◆ TASK INSTRUCTIONS: From the discussion thread below, reproduce word for word the part that opens with the words "Isn't it already" and closes with "ready to harvest.".

[EXCERPT PROVIDED]

Er, Zimbabwe is in the southern hemisphere, so I guess its already winter there.
posted by gsteff at 1:25 PM on September 2, 2007

people may start starving come winter

Isn't it already winter down there with them being in the southern hemisphere and all?
posted by rolypolyman at 1:50 PM on September 2, 2007

The typical conception of "winter" doesn't really work in central-south Africa. There are generally 3 seasons: a hot and dry season, a hot and wet season, and a not-so-hot and not-so-wet season.

In that region, the hot and wet season generally occurs around the time of Europe and N. America's "winter." Ironically, this is often the season most often associate with famine. Despite the torrential rains and exploding plant growth, there has been little growing for several months, so many families have already eaten all of their stores before their new crops are ready to harvest.
posted by i less than three nsima at 2:38 PM on September 2, 2007 [1 favorite]

Now, if only China would withdraw its support for Sudan...
posted by toma at 4:07 PM on September 2, 2007

Kaplan's article most interesting, many thanks, though one would like to know more about how the colonel was ordered there in the first place (who in DC decided, based on what, how the task was described to the colonel, how his allies and enemies stack up in the Pentagon- all that unknowable sort of thing).

In the meantime- more on China and Mongolia from the Asia Times.
posted by IndigoJones at 6:16 PM on September 2, 2007

A dead Quaker: Zimbabwe gets support from South Africa. Critically the South Africans provide them with electricity.

WaPo article on this subject.

The South Africans will not directly finance Mugabe however according to all Africa.
posted by sien at 6:45 PM on September 2, 2007

toma - there does seem to have been a shift in how China is dealing with its relationship with Sudan too. You have that part of the Telegraph article where Malloch-Brown tells an audience, "Beijing's position had changed dramatically. It had actively engaged with the United Nations in putting pressure on Sudan to accept an international peace-keeping force."
It seems typical to me of Chinese diplomacy that this adjustment has happened without much fanfare, but you also have the appointment of a special envoy for Africa, Liu Guijin, who's been making the right noises.

[/EXCERPT PROVIDED]
[SUPPLIED RECORDS]

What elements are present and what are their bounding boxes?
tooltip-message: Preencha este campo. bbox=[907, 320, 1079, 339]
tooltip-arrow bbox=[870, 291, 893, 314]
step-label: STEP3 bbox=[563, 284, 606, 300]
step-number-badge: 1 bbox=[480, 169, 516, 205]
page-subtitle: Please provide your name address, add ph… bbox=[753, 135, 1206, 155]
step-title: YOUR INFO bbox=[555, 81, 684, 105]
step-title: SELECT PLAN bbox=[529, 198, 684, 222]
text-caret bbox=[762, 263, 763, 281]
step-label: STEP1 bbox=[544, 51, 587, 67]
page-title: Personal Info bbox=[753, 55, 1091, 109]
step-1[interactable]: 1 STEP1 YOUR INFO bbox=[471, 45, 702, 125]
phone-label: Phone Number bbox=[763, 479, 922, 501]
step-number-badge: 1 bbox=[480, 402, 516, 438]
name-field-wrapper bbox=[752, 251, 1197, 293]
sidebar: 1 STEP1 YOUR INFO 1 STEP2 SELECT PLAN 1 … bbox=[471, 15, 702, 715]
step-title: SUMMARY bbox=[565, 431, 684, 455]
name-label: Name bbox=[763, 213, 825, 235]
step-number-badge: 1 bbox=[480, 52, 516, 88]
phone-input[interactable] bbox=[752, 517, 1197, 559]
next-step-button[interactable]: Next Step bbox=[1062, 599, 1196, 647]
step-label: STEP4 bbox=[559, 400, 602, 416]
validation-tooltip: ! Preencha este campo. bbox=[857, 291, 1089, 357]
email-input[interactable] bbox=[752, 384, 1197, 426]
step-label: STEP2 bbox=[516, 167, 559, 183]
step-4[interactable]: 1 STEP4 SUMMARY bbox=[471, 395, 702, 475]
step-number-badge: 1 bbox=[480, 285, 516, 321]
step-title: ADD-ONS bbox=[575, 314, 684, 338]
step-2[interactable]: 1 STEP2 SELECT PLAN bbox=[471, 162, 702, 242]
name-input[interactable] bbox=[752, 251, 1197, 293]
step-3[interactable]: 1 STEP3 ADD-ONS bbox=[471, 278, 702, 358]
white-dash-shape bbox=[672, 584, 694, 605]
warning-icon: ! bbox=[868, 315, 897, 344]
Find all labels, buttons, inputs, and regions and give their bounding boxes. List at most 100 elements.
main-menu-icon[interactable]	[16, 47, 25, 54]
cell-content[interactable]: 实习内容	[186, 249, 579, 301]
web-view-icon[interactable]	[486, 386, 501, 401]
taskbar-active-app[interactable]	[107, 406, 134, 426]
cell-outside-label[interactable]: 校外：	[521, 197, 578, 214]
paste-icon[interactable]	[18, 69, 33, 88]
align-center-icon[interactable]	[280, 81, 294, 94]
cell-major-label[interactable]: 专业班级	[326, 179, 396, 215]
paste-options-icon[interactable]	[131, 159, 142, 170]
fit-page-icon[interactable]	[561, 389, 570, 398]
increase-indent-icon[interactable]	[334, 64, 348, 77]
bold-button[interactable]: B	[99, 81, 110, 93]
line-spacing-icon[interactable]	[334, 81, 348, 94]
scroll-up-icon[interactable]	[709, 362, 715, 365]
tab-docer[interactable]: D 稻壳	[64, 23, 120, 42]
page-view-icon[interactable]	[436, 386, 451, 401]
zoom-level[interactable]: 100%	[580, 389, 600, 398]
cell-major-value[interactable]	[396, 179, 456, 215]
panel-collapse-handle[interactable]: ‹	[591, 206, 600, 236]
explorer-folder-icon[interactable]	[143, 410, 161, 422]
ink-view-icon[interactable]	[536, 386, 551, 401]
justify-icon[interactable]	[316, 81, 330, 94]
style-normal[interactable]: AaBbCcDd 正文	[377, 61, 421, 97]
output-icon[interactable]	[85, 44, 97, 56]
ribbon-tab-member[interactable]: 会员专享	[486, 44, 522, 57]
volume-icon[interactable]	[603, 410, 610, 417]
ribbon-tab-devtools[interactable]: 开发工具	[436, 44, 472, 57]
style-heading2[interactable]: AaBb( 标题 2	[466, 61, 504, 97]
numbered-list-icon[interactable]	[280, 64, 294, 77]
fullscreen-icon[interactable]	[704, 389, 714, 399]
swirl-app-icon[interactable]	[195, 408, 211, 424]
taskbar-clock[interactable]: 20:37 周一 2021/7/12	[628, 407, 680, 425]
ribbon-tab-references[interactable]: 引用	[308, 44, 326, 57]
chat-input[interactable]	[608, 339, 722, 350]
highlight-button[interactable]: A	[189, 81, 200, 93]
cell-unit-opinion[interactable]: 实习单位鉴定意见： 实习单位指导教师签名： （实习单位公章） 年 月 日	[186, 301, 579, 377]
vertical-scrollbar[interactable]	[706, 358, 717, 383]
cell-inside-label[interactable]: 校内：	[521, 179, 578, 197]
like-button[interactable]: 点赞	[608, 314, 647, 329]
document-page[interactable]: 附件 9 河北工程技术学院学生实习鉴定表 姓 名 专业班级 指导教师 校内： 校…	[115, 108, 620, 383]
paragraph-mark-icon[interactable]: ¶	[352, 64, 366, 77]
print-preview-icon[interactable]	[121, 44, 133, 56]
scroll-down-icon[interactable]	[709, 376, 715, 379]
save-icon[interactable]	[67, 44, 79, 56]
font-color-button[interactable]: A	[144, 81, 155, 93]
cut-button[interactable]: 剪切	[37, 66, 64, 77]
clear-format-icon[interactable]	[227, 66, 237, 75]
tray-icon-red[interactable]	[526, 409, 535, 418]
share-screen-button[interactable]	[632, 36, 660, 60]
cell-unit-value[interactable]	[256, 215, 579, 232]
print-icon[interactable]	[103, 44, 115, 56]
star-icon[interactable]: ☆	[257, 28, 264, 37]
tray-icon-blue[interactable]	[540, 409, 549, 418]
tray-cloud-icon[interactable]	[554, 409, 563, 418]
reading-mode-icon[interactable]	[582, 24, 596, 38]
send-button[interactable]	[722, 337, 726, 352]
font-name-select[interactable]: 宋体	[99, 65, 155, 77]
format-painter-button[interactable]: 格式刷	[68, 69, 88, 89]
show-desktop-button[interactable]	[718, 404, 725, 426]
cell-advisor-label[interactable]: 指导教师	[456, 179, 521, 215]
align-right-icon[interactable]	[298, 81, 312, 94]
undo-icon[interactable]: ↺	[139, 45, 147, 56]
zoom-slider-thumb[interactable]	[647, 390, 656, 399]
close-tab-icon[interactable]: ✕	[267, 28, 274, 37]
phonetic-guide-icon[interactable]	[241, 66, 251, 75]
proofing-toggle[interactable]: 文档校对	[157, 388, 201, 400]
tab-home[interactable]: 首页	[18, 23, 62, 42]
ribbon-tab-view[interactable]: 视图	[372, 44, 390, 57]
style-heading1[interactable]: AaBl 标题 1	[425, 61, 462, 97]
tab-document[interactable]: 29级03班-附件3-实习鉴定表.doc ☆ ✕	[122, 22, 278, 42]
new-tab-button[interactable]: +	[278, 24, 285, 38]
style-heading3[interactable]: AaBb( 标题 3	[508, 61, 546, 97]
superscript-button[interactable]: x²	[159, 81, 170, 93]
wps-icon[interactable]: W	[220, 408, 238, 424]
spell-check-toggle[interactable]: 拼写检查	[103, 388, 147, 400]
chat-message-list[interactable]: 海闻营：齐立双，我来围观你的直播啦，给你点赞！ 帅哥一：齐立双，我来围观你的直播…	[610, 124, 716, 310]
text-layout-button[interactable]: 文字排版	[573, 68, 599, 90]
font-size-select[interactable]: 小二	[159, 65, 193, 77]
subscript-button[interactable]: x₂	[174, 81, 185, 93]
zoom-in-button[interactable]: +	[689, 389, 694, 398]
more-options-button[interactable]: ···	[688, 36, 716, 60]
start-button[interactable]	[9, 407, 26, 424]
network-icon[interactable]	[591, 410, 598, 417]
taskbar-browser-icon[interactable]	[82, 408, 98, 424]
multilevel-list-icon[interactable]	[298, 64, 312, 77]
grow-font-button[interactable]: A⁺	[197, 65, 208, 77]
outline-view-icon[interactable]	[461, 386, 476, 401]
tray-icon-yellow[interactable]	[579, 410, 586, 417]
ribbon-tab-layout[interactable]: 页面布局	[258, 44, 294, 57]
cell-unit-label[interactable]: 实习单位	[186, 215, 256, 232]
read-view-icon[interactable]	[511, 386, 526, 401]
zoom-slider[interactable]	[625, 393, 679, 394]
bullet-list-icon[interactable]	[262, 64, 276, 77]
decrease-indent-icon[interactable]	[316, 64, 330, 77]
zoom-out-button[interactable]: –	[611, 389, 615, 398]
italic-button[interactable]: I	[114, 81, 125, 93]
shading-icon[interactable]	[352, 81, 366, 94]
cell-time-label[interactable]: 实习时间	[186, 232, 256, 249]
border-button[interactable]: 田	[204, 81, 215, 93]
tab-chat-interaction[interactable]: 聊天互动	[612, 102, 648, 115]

[/SUPPLIED RECORDS]

◆ SOLVED PROBLEM:
Isn't it already winter down there with them being in the southern hemisphere and all?
posted by rolypolyman at 1:50 PM on September 2, 2007

The typical conception of "winter" doesn't really work in central-south Africa. There are generally 3 seasons: a hot and dry season, a hot and wet season, and a not-so-hot and not-so-wet season.

In that region, the hot and wet season generally occurs around the time of Europe and N. America's "winter." Ironically, this is often the season most often associate with famine. Despite the torrential rains and exploding plant growth, there has been little growing for several months, so many families have already eaten all of their stores before their new crops are ready to harvest.